Records to process:

────────────────────

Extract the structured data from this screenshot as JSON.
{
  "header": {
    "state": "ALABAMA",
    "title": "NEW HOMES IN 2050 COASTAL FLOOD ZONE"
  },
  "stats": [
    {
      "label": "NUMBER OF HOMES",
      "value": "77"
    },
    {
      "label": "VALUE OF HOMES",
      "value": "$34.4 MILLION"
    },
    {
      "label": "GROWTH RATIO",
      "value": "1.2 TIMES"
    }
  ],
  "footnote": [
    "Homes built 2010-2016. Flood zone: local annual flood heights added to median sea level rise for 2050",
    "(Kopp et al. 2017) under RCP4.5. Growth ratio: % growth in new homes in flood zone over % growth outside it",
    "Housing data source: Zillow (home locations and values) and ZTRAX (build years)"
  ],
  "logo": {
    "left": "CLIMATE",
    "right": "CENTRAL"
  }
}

────────────────────

What you should do: Copy the data above exactly. Every line must be included.

Solution to this exercise:
Extract the structured data from this screenshot as JSON.
{
  "header": {
    "state": "ALABAMA",
    "title": "NEW HOMES IN 2050 COASTAL FLOOD ZONE"
  },
  "stats": [
    {
      "label": "NUMBER OF HOMES",
      "value": "77"
    },
    {
      "label": "VALUE OF HOMES",
      "value": "$34.4 MILLION"
    },
    {
      "label": "GROWTH RATIO",
      "value": "1.2 TIMES"
    }
  ],
  "footnote": [
    "Homes built 2010-2016. Flood zone: local annual flood heights added to median sea level rise for 2050",
    "(Kopp et al. 2017) under RCP4.5. Growth ratio: % growth in new homes in flood zone over % growth outside it",
    "Housing data source: Zillow (home locations and values) and ZTRAX (build years)"
  ],
  "logo": {
    "left": "CLIMATE",
    "right": "CENTRAL"
  }
}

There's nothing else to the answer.